(Rows from a figure dataset)
##############################
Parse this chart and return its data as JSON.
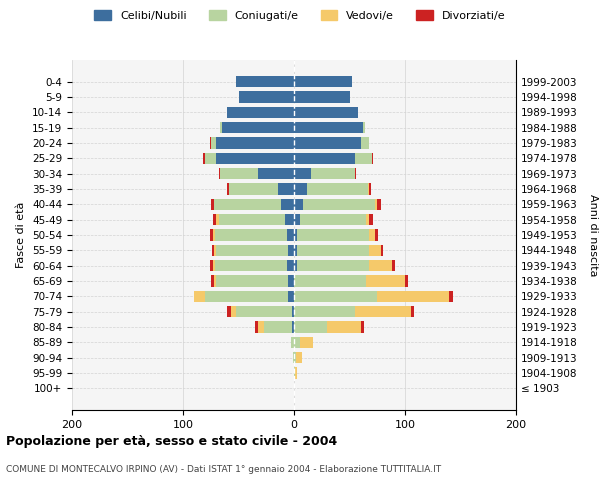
{
  "age_groups": [
    "100+",
    "95-99",
    "90-94",
    "85-89",
    "80-84",
    "75-79",
    "70-74",
    "65-69",
    "60-64",
    "55-59",
    "50-54",
    "45-49",
    "40-44",
    "35-39",
    "30-34",
    "25-29",
    "20-24",
    "15-19",
    "10-14",
    "5-9",
    "0-4"
  ],
  "birth_years": [
    "≤ 1903",
    "1904-1908",
    "1909-1913",
    "1914-1918",
    "1919-1923",
    "1924-1928",
    "1929-1933",
    "1934-1938",
    "1939-1943",
    "1944-1948",
    "1949-1953",
    "1954-1958",
    "1959-1963",
    "1964-1968",
    "1969-1973",
    "1974-1978",
    "1979-1983",
    "1984-1988",
    "1989-1993",
    "1994-1998",
    "1999-2003"
  ],
  "maschi": {
    "celibi": [
      0,
      0,
      0,
      0,
      2,
      2,
      5,
      5,
      6,
      5,
      6,
      8,
      12,
      14,
      32,
      70,
      70,
      65,
      60,
      50,
      52
    ],
    "coniugati": [
      0,
      0,
      1,
      3,
      25,
      50,
      75,
      65,
      65,
      65,
      65,
      60,
      60,
      45,
      35,
      10,
      5,
      2,
      0,
      0,
      0
    ],
    "vedovi": [
      0,
      0,
      0,
      0,
      5,
      5,
      10,
      2,
      2,
      2,
      2,
      2,
      0,
      0,
      0,
      0,
      0,
      0,
      0,
      0,
      0
    ],
    "divorziati": [
      0,
      0,
      0,
      0,
      3,
      3,
      0,
      3,
      3,
      2,
      3,
      3,
      3,
      1,
      1,
      2,
      1,
      0,
      0,
      0,
      0
    ]
  },
  "femmine": {
    "nubili": [
      0,
      0,
      0,
      0,
      0,
      0,
      0,
      0,
      3,
      3,
      3,
      5,
      8,
      12,
      15,
      55,
      60,
      62,
      58,
      50,
      52
    ],
    "coniugate": [
      0,
      1,
      2,
      5,
      30,
      55,
      75,
      65,
      65,
      65,
      65,
      60,
      65,
      55,
      40,
      15,
      8,
      2,
      0,
      0,
      0
    ],
    "vedove": [
      0,
      2,
      5,
      12,
      30,
      50,
      65,
      35,
      20,
      10,
      5,
      3,
      2,
      1,
      0,
      0,
      0,
      0,
      0,
      0,
      0
    ],
    "divorziate": [
      0,
      0,
      0,
      0,
      3,
      3,
      3,
      3,
      3,
      2,
      3,
      3,
      3,
      1,
      1,
      1,
      0,
      0,
      0,
      0,
      0
    ]
  },
  "colors": {
    "celibi": "#3d6e9e",
    "coniugati": "#b8d4a0",
    "vedovi": "#f5c96a",
    "divorziati": "#cc2222"
  },
  "xlim": 200,
  "title": "Popolazione per età, sesso e stato civile - 2004",
  "subtitle": "COMUNE DI MONTECALVO IRPINO (AV) - Dati ISTAT 1° gennaio 2004 - Elaborazione TUTTITALIA.IT",
  "ylabel_left": "Fasce di età",
  "ylabel_right": "Anni di nascita",
  "legend_labels": [
    "Celibi/Nubili",
    "Coniugati/e",
    "Vedovi/e",
    "Divorziati/e"
  ]
}
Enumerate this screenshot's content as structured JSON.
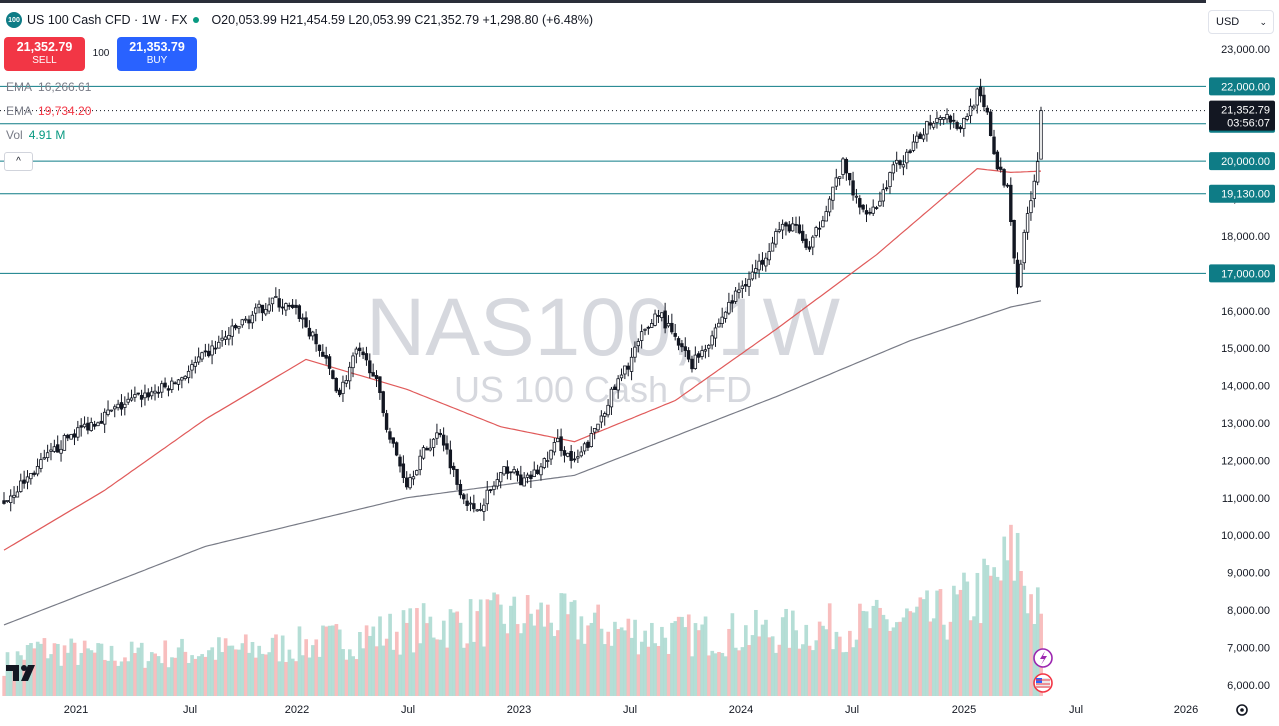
{
  "header": {
    "symbol": "US 100 Cash CFD · 1W · FX",
    "ohlc": "O20,053.99 H21,454.59 L20,053.99 C21,352.79 +1,298.80 (+6.48%)",
    "badge": "100"
  },
  "trade": {
    "sell_price": "21,352.79",
    "sell_label": "SELL",
    "spread": "100",
    "buy_price": "21,353.79",
    "buy_label": "BUY"
  },
  "indicators": [
    {
      "name": "EMA",
      "value": "16,266.61",
      "color": "#787b86"
    },
    {
      "name": "EMA",
      "value": "19,734.20",
      "color": "#f23645"
    },
    {
      "name": "Vol",
      "value": "4.91 M",
      "color": "#089981"
    }
  ],
  "currency": "USD",
  "colors": {
    "up": "#ffffff",
    "down": "#131722",
    "ema_fast": "#e05a5a",
    "ema_slow": "#787b86",
    "hline": "#0e7c86",
    "vol_up": "#a8d8cf",
    "vol_down": "#f7b3b3"
  },
  "chart_data": {
    "type": "candlestick",
    "watermark": {
      "symbol": "NAS100, 1W",
      "name": "US 100 Cash CFD"
    },
    "ylim": [
      5700,
      23400
    ],
    "y_ticks": [
      "6,000.00",
      "7,000.00",
      "8,000.00",
      "9,000.00",
      "10,000.00",
      "11,000.00",
      "12,000.00",
      "13,000.00",
      "14,000.00",
      "15,000.00",
      "16,000.00",
      "17,000.00",
      "18,000.00",
      "19,000.00",
      "20,000.00",
      "21,000.00",
      "22,000.00",
      "23,000.00"
    ],
    "y_tick_values": [
      6000,
      7000,
      8000,
      9000,
      10000,
      11000,
      12000,
      13000,
      14000,
      15000,
      16000,
      17000,
      18000,
      19000,
      20000,
      21000,
      22000,
      23000
    ],
    "x_ticks": [
      "2021",
      "Jul",
      "2022",
      "Jul",
      "2023",
      "Jul",
      "2024",
      "Jul",
      "2025",
      "Jul",
      "2026"
    ],
    "horizontal_levels": [
      {
        "value": 22000,
        "label": "22,000.00"
      },
      {
        "value": 21000,
        "label": "21,000.00"
      },
      {
        "value": 20000,
        "label": "20,000.00"
      },
      {
        "value": 19130,
        "label": "19,130.00"
      },
      {
        "value": 17000,
        "label": "17,000.00"
      }
    ],
    "last_price": {
      "value": 21352.79,
      "label": "21,352.79",
      "countdown": "03:56:07"
    },
    "close_anchors": [
      [
        0,
        10900
      ],
      [
        10,
        11800
      ],
      [
        20,
        12700
      ],
      [
        30,
        13200
      ],
      [
        40,
        13700
      ],
      [
        50,
        14000
      ],
      [
        60,
        14800
      ],
      [
        70,
        15600
      ],
      [
        80,
        16300
      ],
      [
        88,
        15900
      ],
      [
        95,
        14800
      ],
      [
        100,
        13800
      ],
      [
        105,
        14900
      ],
      [
        110,
        14400
      ],
      [
        115,
        12600
      ],
      [
        120,
        11400
      ],
      [
        125,
        12200
      ],
      [
        130,
        12800
      ],
      [
        135,
        11400
      ],
      [
        140,
        10600
      ],
      [
        145,
        11200
      ],
      [
        150,
        11800
      ],
      [
        155,
        11400
      ],
      [
        160,
        11800
      ],
      [
        165,
        12500
      ],
      [
        170,
        11900
      ],
      [
        175,
        12600
      ],
      [
        180,
        13600
      ],
      [
        185,
        14400
      ],
      [
        190,
        15300
      ],
      [
        195,
        16000
      ],
      [
        200,
        15200
      ],
      [
        205,
        14600
      ],
      [
        210,
        15200
      ],
      [
        215,
        16000
      ],
      [
        220,
        16700
      ],
      [
        225,
        17200
      ],
      [
        230,
        18100
      ],
      [
        235,
        18300
      ],
      [
        240,
        17600
      ],
      [
        245,
        18800
      ],
      [
        250,
        19900
      ],
      [
        255,
        18700
      ],
      [
        260,
        18800
      ],
      [
        265,
        19800
      ],
      [
        270,
        20200
      ],
      [
        275,
        21000
      ],
      [
        280,
        21300
      ],
      [
        285,
        20900
      ],
      [
        290,
        21800
      ],
      [
        293,
        21200
      ],
      [
        296,
        19800
      ],
      [
        299,
        19300
      ],
      [
        302,
        16700
      ],
      [
        305,
        18600
      ],
      [
        308,
        20050
      ],
      [
        309,
        21352.79
      ]
    ],
    "ema_fast_anchors": [
      [
        0,
        9600
      ],
      [
        30,
        11200
      ],
      [
        60,
        13100
      ],
      [
        90,
        14700
      ],
      [
        120,
        13900
      ],
      [
        148,
        12900
      ],
      [
        170,
        12500
      ],
      [
        200,
        13600
      ],
      [
        230,
        15500
      ],
      [
        260,
        17500
      ],
      [
        290,
        19800
      ],
      [
        300,
        19700
      ],
      [
        309,
        19734.2
      ]
    ],
    "ema_slow_anchors": [
      [
        0,
        7600
      ],
      [
        60,
        9700
      ],
      [
        120,
        11000
      ],
      [
        170,
        11600
      ],
      [
        230,
        13700
      ],
      [
        270,
        15200
      ],
      [
        300,
        16100
      ],
      [
        309,
        16266.61
      ]
    ],
    "volume_anchors": [
      [
        0,
        2
      ],
      [
        10,
        3
      ],
      [
        30,
        2.5
      ],
      [
        60,
        2.8
      ],
      [
        80,
        3
      ],
      [
        100,
        3.5
      ],
      [
        130,
        4.5
      ],
      [
        160,
        5
      ],
      [
        180,
        4.2
      ],
      [
        200,
        3.8
      ],
      [
        230,
        4
      ],
      [
        260,
        4.5
      ],
      [
        280,
        5
      ],
      [
        295,
        7
      ],
      [
        302,
        9
      ],
      [
        306,
        6
      ],
      [
        309,
        4.91
      ]
    ],
    "bars": 310,
    "x_start": "2020-09-28"
  }
}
##############################
▶ **WHAT IS ASKED**: For the records above, state how many lines include the string "name", giving the number and nothing else.

▶ **REPLY**: 4